## Exercise goal
Your task is to count the lines of the entries below that include the word "wordt" and to give only the resulting number.

______________________________

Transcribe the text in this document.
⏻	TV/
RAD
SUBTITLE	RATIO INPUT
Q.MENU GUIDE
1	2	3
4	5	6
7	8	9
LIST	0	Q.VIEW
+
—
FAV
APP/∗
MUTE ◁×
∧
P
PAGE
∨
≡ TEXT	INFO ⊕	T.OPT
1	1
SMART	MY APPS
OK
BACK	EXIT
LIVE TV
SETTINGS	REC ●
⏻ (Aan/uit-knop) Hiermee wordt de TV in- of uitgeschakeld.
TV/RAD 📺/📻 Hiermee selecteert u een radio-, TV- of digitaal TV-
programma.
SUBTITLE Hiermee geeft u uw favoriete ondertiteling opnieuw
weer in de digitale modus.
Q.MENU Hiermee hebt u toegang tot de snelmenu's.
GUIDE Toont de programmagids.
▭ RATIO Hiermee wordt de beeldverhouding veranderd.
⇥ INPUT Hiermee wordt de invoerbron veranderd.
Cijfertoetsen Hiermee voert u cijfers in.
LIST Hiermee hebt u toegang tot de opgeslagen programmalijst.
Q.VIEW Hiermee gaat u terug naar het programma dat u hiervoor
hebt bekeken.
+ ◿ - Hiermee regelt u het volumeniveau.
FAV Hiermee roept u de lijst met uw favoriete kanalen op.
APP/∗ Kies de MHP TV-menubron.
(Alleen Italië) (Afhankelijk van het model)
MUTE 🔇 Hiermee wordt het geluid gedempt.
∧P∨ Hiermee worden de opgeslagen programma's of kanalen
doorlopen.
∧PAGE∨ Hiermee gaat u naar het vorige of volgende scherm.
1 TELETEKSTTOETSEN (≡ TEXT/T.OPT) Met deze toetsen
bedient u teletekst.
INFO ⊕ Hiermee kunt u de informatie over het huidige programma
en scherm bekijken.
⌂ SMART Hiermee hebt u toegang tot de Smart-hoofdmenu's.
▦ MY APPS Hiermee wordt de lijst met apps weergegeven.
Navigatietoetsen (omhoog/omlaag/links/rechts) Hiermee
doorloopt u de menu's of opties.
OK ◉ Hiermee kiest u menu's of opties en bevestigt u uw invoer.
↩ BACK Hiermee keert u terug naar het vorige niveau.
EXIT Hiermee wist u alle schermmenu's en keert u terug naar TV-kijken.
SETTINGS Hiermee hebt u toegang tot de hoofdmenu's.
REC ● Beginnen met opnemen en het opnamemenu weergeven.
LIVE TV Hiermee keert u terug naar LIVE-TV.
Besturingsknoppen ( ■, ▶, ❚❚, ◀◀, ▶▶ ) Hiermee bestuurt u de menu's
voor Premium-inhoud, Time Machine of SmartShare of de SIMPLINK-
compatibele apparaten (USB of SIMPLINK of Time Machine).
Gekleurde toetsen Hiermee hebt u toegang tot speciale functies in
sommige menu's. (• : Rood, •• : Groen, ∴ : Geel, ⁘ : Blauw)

______________________________

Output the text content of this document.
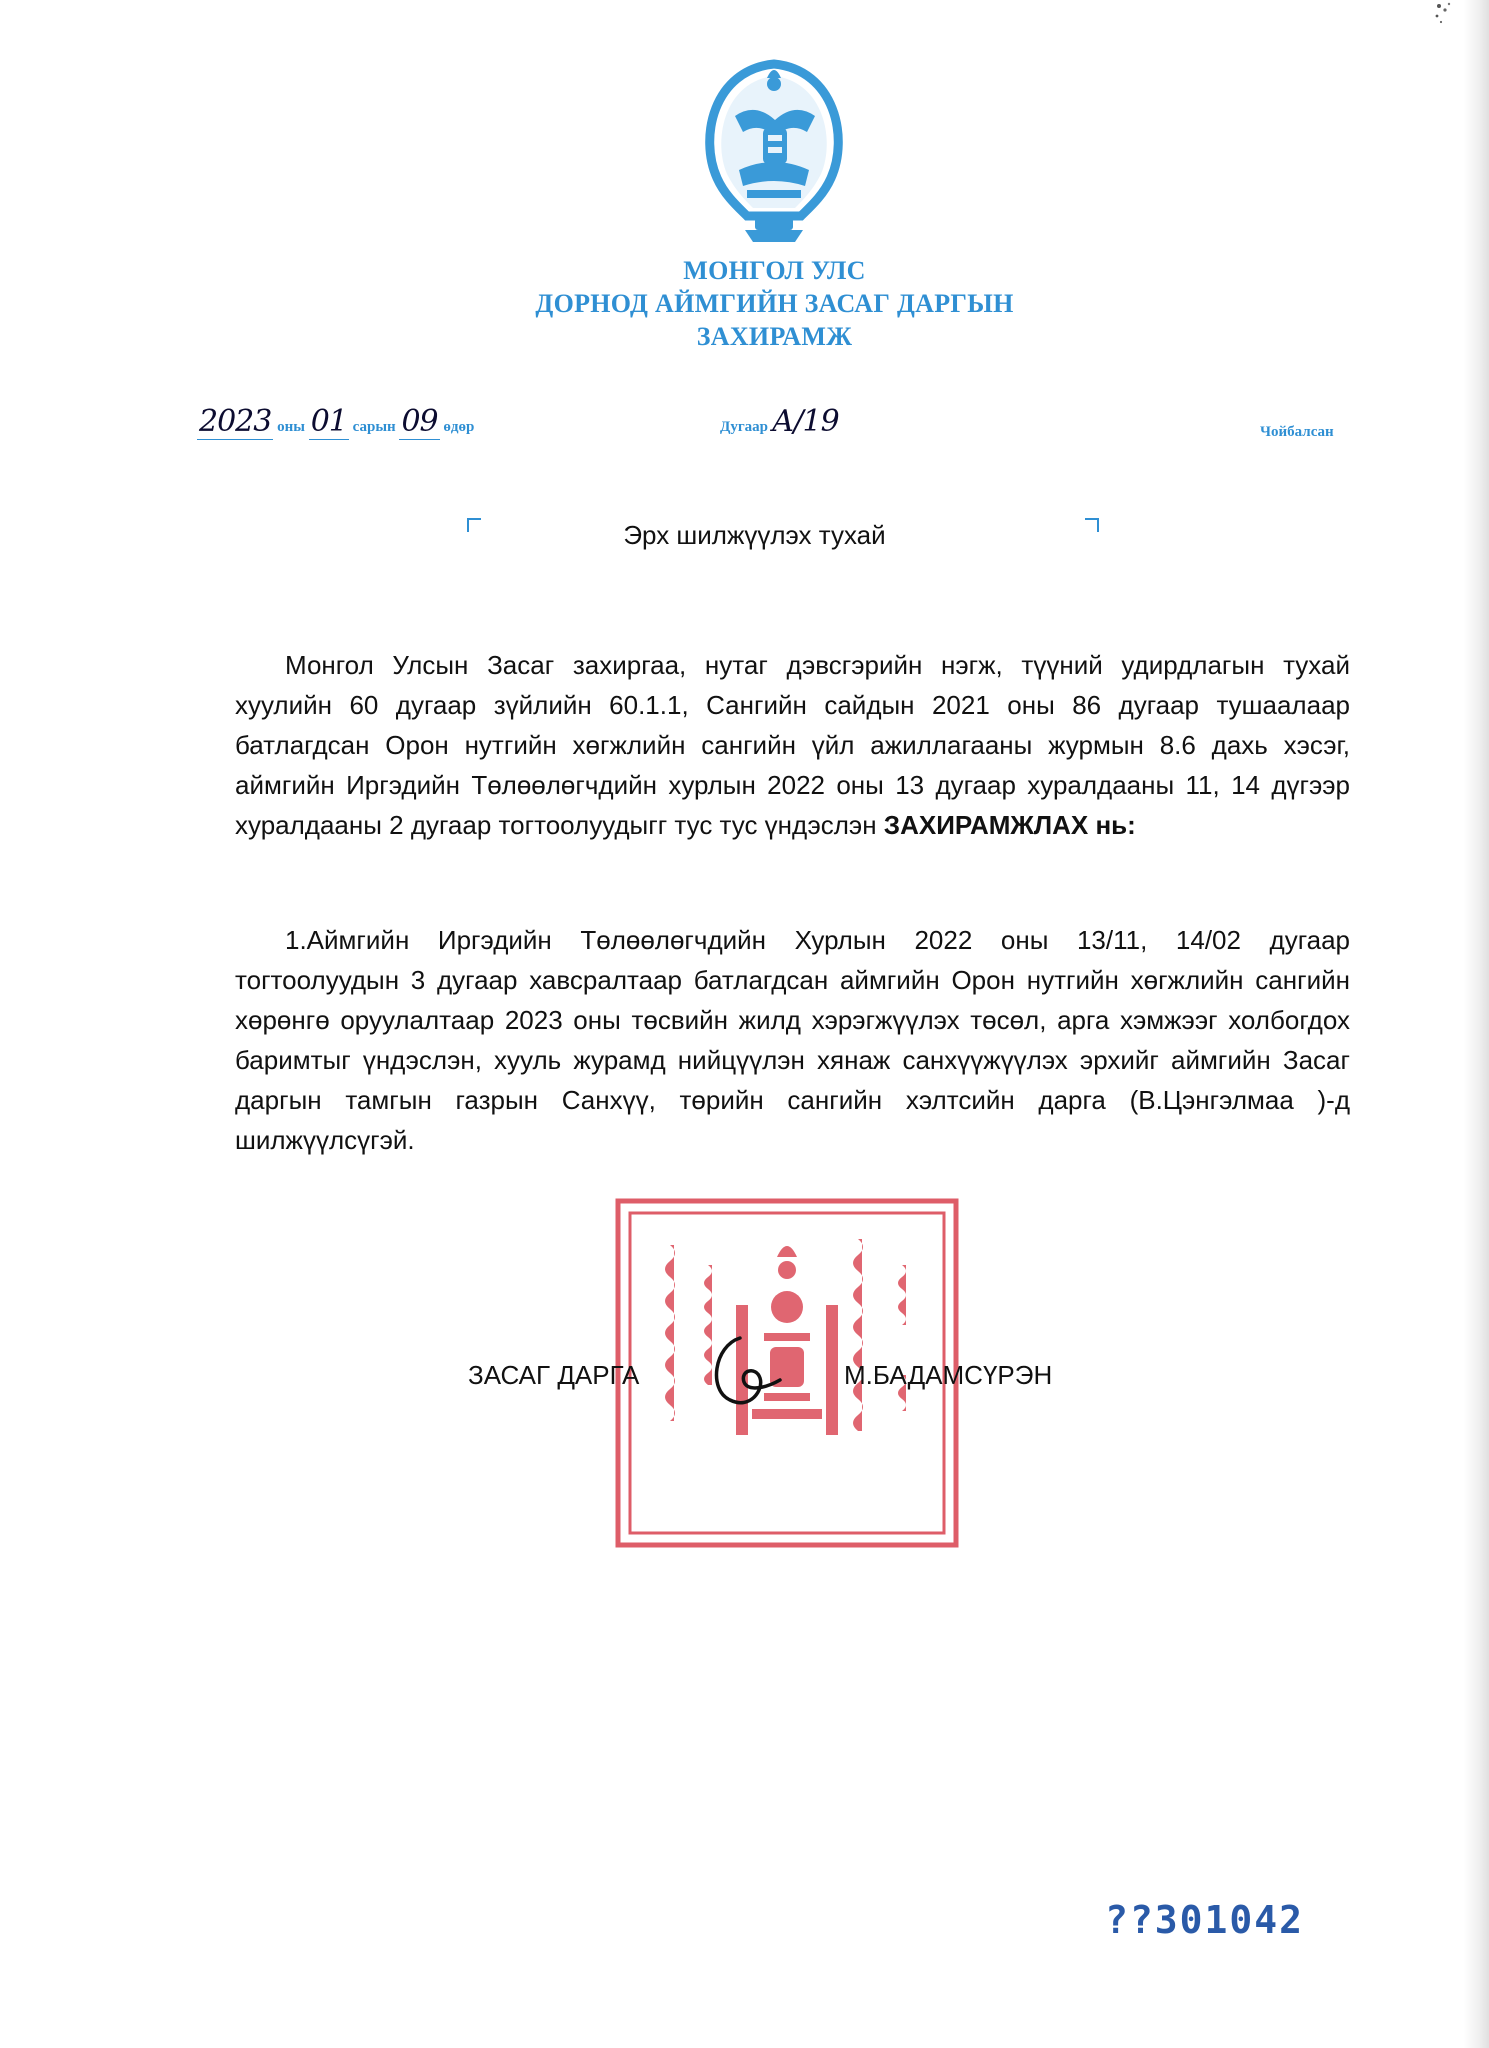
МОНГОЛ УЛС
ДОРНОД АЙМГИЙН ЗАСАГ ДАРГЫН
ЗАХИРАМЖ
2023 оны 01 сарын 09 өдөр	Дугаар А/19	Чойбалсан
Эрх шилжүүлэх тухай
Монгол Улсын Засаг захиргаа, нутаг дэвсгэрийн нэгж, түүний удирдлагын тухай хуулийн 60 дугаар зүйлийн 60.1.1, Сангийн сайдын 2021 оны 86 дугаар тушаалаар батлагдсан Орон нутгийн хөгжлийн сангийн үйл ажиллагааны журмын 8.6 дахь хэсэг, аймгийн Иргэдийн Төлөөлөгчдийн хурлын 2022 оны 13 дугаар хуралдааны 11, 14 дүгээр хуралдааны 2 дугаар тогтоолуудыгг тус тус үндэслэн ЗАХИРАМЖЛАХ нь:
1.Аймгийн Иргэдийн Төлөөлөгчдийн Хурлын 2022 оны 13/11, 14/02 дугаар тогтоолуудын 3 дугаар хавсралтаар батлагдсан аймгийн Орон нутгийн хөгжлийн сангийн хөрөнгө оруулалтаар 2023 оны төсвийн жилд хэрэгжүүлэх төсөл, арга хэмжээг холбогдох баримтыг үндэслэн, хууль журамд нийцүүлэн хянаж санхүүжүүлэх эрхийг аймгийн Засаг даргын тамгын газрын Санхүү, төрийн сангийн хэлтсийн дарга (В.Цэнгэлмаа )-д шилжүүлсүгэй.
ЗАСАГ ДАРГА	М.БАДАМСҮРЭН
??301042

______________________________

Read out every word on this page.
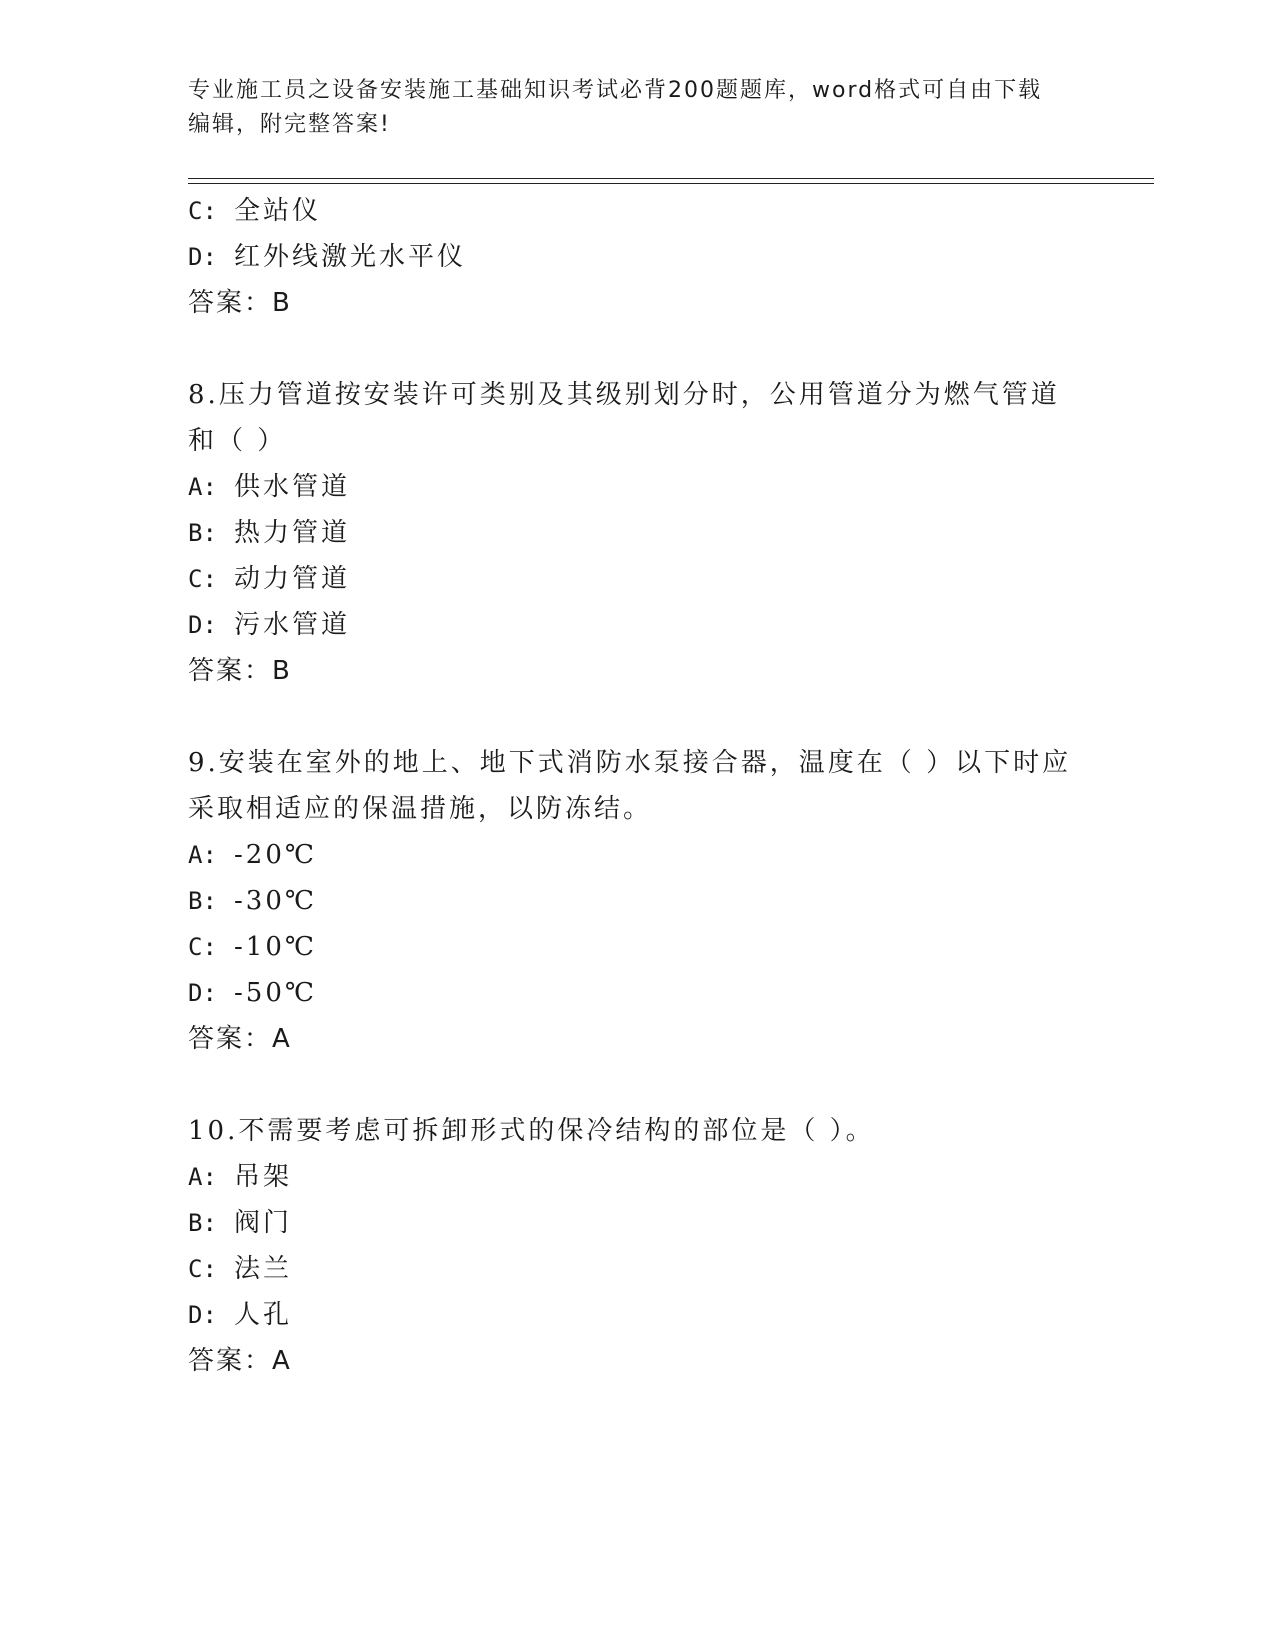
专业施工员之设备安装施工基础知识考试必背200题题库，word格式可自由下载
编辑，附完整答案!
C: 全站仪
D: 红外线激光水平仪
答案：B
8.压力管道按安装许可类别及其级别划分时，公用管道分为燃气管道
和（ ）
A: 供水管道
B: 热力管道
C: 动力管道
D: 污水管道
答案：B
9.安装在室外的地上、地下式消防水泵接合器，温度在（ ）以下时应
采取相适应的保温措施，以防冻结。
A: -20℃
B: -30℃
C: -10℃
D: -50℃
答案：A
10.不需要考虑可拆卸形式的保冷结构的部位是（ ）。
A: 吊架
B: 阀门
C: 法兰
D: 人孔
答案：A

______________________________

## The output
5